◆ **TASK OBJECTIVE**:
Repeat the data verbatim.

++++++++++

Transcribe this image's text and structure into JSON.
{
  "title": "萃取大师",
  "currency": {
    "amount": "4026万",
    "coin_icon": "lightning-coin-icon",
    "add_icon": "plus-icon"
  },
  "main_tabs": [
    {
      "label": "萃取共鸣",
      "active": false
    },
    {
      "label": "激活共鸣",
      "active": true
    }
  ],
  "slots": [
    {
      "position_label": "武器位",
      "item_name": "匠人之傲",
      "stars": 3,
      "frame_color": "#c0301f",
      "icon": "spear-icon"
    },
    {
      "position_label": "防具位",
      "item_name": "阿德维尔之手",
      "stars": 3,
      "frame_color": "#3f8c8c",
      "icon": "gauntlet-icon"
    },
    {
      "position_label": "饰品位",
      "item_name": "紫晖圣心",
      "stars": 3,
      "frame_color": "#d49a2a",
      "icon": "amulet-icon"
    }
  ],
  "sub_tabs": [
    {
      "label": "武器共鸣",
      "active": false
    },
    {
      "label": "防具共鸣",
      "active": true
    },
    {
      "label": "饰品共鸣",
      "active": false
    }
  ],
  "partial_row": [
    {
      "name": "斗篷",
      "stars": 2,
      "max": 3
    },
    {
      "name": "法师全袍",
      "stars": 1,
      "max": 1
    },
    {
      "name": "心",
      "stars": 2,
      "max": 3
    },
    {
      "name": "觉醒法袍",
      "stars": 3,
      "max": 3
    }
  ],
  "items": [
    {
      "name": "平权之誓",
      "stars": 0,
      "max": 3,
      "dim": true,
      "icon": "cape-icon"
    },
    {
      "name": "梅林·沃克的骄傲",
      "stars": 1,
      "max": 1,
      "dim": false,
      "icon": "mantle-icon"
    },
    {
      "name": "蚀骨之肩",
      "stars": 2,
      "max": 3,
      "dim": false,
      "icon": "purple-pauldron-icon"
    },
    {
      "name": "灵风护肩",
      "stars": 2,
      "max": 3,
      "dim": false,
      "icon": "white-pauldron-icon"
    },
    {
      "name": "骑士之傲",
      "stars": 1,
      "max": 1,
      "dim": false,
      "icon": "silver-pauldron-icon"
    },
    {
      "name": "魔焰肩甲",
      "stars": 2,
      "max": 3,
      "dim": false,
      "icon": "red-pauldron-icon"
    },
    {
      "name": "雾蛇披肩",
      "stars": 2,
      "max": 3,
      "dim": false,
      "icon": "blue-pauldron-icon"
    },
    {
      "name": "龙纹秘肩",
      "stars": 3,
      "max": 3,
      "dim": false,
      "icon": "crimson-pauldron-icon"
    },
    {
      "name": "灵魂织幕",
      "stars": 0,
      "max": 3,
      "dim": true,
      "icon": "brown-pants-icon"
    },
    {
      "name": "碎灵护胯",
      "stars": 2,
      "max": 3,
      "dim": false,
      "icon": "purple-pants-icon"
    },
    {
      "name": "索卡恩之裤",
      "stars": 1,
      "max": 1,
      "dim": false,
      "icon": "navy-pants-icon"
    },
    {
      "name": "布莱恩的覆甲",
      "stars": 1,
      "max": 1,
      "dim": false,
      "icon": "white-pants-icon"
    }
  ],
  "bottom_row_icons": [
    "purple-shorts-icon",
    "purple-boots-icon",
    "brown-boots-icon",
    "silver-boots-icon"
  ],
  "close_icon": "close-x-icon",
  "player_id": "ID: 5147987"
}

++++++++++

◆ **PROBLEM SOLUTION**:
Transcribe this image's text and structure into JSON.
{
  "title": "萃取大师",
  "currency": {
    "amount": "4026万",
    "coin_icon": "lightning-coin-icon",
    "add_icon": "plus-icon"
  },
  "main_tabs": [
    {
      "label": "萃取共鸣",
      "active": false
    },
    {
      "label": "激活共鸣",
      "active": true
    }
  ],
  "slots": [
    {
      "position_label": "武器位",
      "item_name": "匠人之傲",
      "stars": 3,
      "frame_color": "#c0301f",
      "icon": "spear-icon"
    },
    {
      "position_label": "防具位",
      "item_name": "阿德维尔之手",
      "stars": 3,
      "frame_color": "#3f8c8c",
      "icon": "gauntlet-icon"
    },
    {
      "position_label": "饰品位",
      "item_name": "紫晖圣心",
      "stars": 3,
      "frame_color": "#d49a2a",
      "icon": "amulet-icon"
    }
  ],
  "sub_tabs": [
    {
      "label": "武器共鸣",
      "active": false
    },
    {
      "label": "防具共鸣",
      "active": true
    },
    {
      "label": "饰品共鸣",
      "active": false
    }
  ],
  "partial_row": [
    {
      "name": "斗篷",
      "stars": 2,
      "max": 3
    },
    {
      "name": "法师全袍",
      "stars": 1,
      "max": 1
    },
    {
      "name": "心",
      "stars": 2,
      "max": 3
    },
    {
      "name": "觉醒法袍",
      "stars": 3,
      "max": 3
    }
  ],
  "items": [
    {
      "name": "平权之誓",
      "stars": 0,
      "max": 3,
      "dim": true,
      "icon": "cape-icon"
    },
    {
      "name": "梅林·沃克的骄傲",
      "stars": 1,
      "max": 1,
      "dim": false,
      "icon": "mantle-icon"
    },
    {
      "name": "蚀骨之肩",
      "stars": 2,
      "max": 3,
      "dim": false,
      "icon": "purple-pauldron-icon"
    },
    {
      "name": "灵风护肩",
      "stars": 2,
      "max": 3,
      "dim": false,
      "icon": "white-pauldron-icon"
    },
    {
      "name": "骑士之傲",
      "stars": 1,
      "max": 1,
      "dim": false,
      "icon": "silver-pauldron-icon"
    },
    {
      "name": "魔焰肩甲",
      "stars": 2,
      "max": 3,
      "dim": false,
      "icon": "red-pauldron-icon"
    },
    {
      "name": "雾蛇披肩",
      "stars": 2,
      "max": 3,
      "dim": false,
      "icon": "blue-pauldron-icon"
    },
    {
      "name": "龙纹秘肩",
      "stars": 3,
      "max": 3,
      "dim": false,
      "icon": "crimson-pauldron-icon"
    },
    {
      "name": "灵魂织幕",
      "stars": 0,
      "max": 3,
      "dim": true,
      "icon": "brown-pants-icon"
    },
    {
      "name": "碎灵护胯",
      "stars": 2,
      "max": 3,
      "dim": false,
      "icon": "purple-pants-icon"
    },
    {
      "name": "索卡恩之裤",
      "stars": 1,
      "max": 1,
      "dim": false,
      "icon": "navy-pants-icon"
    },
    {
      "name": "布莱恩的覆甲",
      "stars": 1,
      "max": 1,
      "dim": false,
      "icon": "white-pants-icon"
    }
  ],
  "bottom_row_icons": [
    "purple-shorts-icon",
    "purple-boots-icon",
    "brown-boots-icon",
    "silver-boots-icon"
  ],
  "close_icon": "close-x-icon",
  "player_id": "ID: 5147987"
}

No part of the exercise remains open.